··· 本文抜粋

そんな有名バーとはいえ、鹿山さん本人はいたってフレンドリー。重厚な雰囲気のバーではあるものの、店内には実にリラックスした空気が流れている。それはゲストはもちろん当の鹿山さん本人が心底カクテル好きであり、楽しみながら作っているのがダイレクトに伝わってくるからだ。

ひさしぶりに「ベンフィディック」の扉を押して店内に入ると、右手には一人がけチェアが並ぶ木のカウンター。そこは鹿山さんが立つメインステージで、ゲストは誰もがこのカウンターを目指す。入り口正面の壁には鹿の頭部の剥製が飾られているが、これは店名に由来する。「ベンフィディック」とはスコットランド地方のゲール語でベン=山、フィディック=鹿を意味するのだ。スコットランドに「グレンフィディック=鹿の谷」という名の蒸留所があるように、鹿山とはまるで酒のために生まれたような苗字ではないか?この夜は一番客としてカウンターの中央に座り、眼前で鹿山さんのシェイカーさばきを見ながらカクテルを味うという、なんとも贅沢な夜が始まった。

······
··· 提供データ

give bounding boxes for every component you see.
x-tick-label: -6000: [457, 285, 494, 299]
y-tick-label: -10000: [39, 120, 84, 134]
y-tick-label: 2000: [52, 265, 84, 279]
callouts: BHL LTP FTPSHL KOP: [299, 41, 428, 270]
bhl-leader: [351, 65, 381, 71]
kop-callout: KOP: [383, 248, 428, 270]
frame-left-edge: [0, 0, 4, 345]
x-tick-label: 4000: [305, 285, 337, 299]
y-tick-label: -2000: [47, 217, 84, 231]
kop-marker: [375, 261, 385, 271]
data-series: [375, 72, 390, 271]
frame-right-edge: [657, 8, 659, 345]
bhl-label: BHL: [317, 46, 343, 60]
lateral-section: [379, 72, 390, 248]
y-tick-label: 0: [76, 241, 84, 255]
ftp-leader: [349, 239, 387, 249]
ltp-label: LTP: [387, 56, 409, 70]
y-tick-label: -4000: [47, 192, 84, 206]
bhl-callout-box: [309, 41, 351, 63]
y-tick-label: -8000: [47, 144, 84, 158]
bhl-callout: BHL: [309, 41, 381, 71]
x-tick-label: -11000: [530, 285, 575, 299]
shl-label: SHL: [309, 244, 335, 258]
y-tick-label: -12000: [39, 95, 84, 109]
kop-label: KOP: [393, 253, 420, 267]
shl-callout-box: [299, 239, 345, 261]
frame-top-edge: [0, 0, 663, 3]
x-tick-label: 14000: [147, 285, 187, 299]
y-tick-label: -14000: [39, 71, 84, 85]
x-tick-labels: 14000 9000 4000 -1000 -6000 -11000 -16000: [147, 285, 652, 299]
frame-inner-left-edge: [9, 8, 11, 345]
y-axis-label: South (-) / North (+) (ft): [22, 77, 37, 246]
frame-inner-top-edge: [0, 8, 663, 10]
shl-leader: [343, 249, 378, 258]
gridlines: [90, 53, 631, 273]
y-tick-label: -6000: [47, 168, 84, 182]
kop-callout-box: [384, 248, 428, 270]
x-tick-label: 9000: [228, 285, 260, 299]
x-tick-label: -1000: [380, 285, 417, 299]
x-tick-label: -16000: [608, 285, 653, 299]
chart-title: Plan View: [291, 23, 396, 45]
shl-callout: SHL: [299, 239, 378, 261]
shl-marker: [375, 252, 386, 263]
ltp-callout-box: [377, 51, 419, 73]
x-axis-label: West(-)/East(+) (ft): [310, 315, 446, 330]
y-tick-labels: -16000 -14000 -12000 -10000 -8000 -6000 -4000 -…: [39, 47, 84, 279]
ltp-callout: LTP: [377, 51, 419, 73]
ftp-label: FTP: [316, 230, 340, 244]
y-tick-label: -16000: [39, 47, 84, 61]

······

**演習課題:**
A. 本文の内容を2文で要約してください。
B. 本文について、次の問いにそれぞれ答えてください。
(i) 重厚な雰囲気のバーでありながら、店内にはどのような空気が流れていますか。
(ii) 「ベンフィディック」の「ベン」は、スコットランド地方のゲール語で何を意味しますか。
(iii) この夜、書き手はカウンターのどこに座りましたか。
C. 本文の「ひさしぶりに「ベンフィディッ」から「なんとも贅沢な夜が始まった。」までの全体を、「剥製」を「模型」に置き換えて書き直してください。

**課題別解答:**
A. 有名バー「ベンフィディック」の鹿山さんはいたってフレンドリーで、重厚な雰囲気の店内には実にリラックスした空気が流れている。店内の右手には鹿山さんが立つ木のカウンターがあり、入り口正面の壁には店名に由来する鹿の頭部の剥製が飾られている。

B.
(i) 実にリラックスした空気
(ii) 山
(iii) カウンターの中央

C.
ひさしぶりに「ベンフィディック」の扉を押して店内に入ると、右手には一人がけチェアが並ぶ木のカウンター。そこは鹿山さんが立つメインステージで、ゲストは誰もがこのカウンターを目指す。入り口正面の壁には鹿の頭部の模型が飾られているが、これは店名に由来する。「ベンフィディック」とはスコットランド地方のゲール語でベン=山、フィディック=鹿を意味するのだ。スコットランドに「グレンフィディック=鹿の谷」という名の蒸留所があるように、鹿山とはまるで酒のために生まれたような苗字ではないか?この夜は一番客としてカウンターの中央に座り、眼前で鹿山さんのシェイカーさばきを見ながらカクテルを味うという、なんとも贅沢な夜が始まった。